TASK STATEMENT: Reproduce the data below verbatim, line by line, altering nothing.
══════════
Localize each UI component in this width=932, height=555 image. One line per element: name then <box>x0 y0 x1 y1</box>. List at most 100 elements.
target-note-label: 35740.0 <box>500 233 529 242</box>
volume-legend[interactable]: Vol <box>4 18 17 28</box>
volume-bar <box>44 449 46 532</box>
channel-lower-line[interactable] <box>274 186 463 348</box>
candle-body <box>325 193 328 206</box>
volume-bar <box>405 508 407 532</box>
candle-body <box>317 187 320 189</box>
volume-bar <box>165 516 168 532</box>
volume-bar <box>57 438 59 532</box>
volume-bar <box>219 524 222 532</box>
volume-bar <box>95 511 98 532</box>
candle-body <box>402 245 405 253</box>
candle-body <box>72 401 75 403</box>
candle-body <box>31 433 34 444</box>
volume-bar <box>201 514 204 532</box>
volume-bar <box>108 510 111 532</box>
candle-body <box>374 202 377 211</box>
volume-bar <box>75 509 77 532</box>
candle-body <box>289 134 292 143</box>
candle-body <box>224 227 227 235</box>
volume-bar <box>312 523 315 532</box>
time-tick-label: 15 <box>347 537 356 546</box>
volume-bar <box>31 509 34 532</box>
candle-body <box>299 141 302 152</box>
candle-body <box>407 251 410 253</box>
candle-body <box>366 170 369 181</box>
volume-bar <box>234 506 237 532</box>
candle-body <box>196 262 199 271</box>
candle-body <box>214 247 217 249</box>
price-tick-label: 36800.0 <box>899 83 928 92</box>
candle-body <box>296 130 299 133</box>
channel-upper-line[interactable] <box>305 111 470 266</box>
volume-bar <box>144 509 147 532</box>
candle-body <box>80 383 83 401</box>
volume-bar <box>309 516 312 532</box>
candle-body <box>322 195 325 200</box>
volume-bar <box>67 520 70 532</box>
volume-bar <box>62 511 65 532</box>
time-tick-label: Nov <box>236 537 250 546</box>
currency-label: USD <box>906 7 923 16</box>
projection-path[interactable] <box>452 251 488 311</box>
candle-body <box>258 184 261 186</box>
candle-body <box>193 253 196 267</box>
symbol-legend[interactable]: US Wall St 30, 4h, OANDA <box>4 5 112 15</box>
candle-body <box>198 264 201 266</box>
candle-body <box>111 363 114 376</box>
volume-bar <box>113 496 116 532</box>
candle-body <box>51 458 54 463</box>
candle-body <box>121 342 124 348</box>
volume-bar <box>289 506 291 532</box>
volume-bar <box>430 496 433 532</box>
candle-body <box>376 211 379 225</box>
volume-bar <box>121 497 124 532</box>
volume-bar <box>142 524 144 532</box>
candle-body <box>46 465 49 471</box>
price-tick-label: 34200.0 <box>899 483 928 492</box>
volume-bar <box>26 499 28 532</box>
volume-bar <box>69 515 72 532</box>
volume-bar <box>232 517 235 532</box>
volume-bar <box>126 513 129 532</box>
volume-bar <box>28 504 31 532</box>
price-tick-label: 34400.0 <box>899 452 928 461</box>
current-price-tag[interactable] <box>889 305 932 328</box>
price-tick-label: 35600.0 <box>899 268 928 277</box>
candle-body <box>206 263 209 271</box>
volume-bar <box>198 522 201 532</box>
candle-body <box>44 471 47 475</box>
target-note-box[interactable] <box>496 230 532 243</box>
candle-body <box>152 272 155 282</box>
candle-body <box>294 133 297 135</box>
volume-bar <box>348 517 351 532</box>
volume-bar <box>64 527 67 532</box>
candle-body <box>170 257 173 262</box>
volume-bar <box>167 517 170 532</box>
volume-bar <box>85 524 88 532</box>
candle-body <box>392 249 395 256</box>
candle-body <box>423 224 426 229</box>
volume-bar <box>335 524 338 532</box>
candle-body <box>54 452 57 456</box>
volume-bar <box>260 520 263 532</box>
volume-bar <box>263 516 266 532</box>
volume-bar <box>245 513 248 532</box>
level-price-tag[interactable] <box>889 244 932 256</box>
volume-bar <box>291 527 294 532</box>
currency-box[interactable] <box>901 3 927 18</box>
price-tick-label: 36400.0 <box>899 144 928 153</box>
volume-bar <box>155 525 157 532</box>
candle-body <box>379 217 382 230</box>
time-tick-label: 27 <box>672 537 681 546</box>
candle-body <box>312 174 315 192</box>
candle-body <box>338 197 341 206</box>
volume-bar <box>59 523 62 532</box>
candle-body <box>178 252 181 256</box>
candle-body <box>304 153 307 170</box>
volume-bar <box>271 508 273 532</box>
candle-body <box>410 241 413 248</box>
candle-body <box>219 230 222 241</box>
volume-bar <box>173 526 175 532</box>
══════════
SOLUTION TO THIS EXERCISE:
Localize each UI component in this width=932, height=555 image. One line per element: name then <box>x0 y0 x1 y1</box>. List at most 100 elements.
target-note-label: 35740.0 <box>500 233 529 242</box>
volume-legend[interactable]: Vol <box>4 18 17 28</box>
volume-bar <box>44 449 46 532</box>
channel-lower-line[interactable] <box>274 186 463 348</box>
candle-body <box>325 193 328 206</box>
volume-bar <box>405 508 407 532</box>
candle-body <box>317 187 320 189</box>
volume-bar <box>165 516 168 532</box>
volume-bar <box>57 438 59 532</box>
volume-bar <box>219 524 222 532</box>
volume-bar <box>95 511 98 532</box>
candle-body <box>402 245 405 253</box>
candle-body <box>72 401 75 403</box>
candle-body <box>31 433 34 444</box>
volume-bar <box>201 514 204 532</box>
volume-bar <box>108 510 111 532</box>
candle-body <box>374 202 377 211</box>
volume-bar <box>75 509 77 532</box>
candle-body <box>289 134 292 143</box>
candle-body <box>224 227 227 235</box>
volume-bar <box>312 523 315 532</box>
time-tick-label: 15 <box>347 537 356 546</box>
volume-bar <box>31 509 34 532</box>
candle-body <box>299 141 302 152</box>
candle-body <box>407 251 410 253</box>
candle-body <box>366 170 369 181</box>
volume-bar <box>234 506 237 532</box>
candle-body <box>196 262 199 271</box>
candle-body <box>214 247 217 249</box>
price-tick-label: 36800.0 <box>899 83 928 92</box>
candle-body <box>296 130 299 133</box>
channel-upper-line[interactable] <box>305 111 470 266</box>
volume-bar <box>144 509 147 532</box>
candle-body <box>80 383 83 401</box>
volume-bar <box>309 516 312 532</box>
candle-body <box>322 195 325 200</box>
volume-bar <box>67 520 70 532</box>
volume-bar <box>62 511 65 532</box>
time-tick-label: Nov <box>236 537 250 546</box>
currency-label: USD <box>906 7 923 16</box>
projection-path[interactable] <box>452 251 488 311</box>
candle-body <box>258 184 261 186</box>
candle-body <box>193 253 196 267</box>
symbol-legend[interactable]: US Wall St 30, 4h, OANDA <box>4 5 112 15</box>
candle-body <box>198 264 201 266</box>
candle-body <box>111 363 114 376</box>
volume-bar <box>113 496 116 532</box>
candle-body <box>51 458 54 463</box>
candle-body <box>121 342 124 348</box>
volume-bar <box>289 506 291 532</box>
volume-bar <box>430 496 433 532</box>
candle-body <box>376 211 379 225</box>
volume-bar <box>121 497 124 532</box>
volume-bar <box>142 524 144 532</box>
candle-body <box>46 465 49 471</box>
price-tick-label: 34200.0 <box>899 483 928 492</box>
volume-bar <box>26 499 28 532</box>
volume-bar <box>69 515 72 532</box>
volume-bar <box>232 517 235 532</box>
volume-bar <box>126 513 129 532</box>
volume-bar <box>28 504 31 532</box>
price-tick-label: 34400.0 <box>899 452 928 461</box>
current-price-tag[interactable] <box>889 305 932 328</box>
price-tick-label: 35600.0 <box>899 268 928 277</box>
candle-body <box>206 263 209 271</box>
volume-bar <box>198 522 201 532</box>
candle-body <box>44 471 47 475</box>
target-note-box[interactable] <box>496 230 532 243</box>
candle-body <box>152 272 155 282</box>
candle-body <box>294 133 297 135</box>
volume-bar <box>348 517 351 532</box>
volume-bar <box>64 527 67 532</box>
candle-body <box>170 257 173 262</box>
volume-bar <box>167 517 170 532</box>
volume-bar <box>85 524 88 532</box>
candle-body <box>392 249 395 256</box>
candle-body <box>423 224 426 229</box>
volume-bar <box>335 524 338 532</box>
candle-body <box>54 452 57 456</box>
volume-bar <box>260 520 263 532</box>
volume-bar <box>263 516 266 532</box>
volume-bar <box>245 513 248 532</box>
level-price-tag[interactable] <box>889 244 932 256</box>
volume-bar <box>291 527 294 532</box>
currency-box[interactable] <box>901 3 927 18</box>
price-tick-label: 36400.0 <box>899 144 928 153</box>
volume-bar <box>155 525 157 532</box>
candle-body <box>379 217 382 230</box>
time-tick-label: 27 <box>672 537 681 546</box>
candle-body <box>312 174 315 192</box>
candle-body <box>338 197 341 206</box>
volume-bar <box>59 523 62 532</box>
candle-body <box>178 252 181 256</box>
candle-body <box>304 153 307 170</box>
volume-bar <box>271 508 273 532</box>
candle-body <box>410 241 413 248</box>
candle-body <box>219 230 222 241</box>
volume-bar <box>173 526 175 532</box>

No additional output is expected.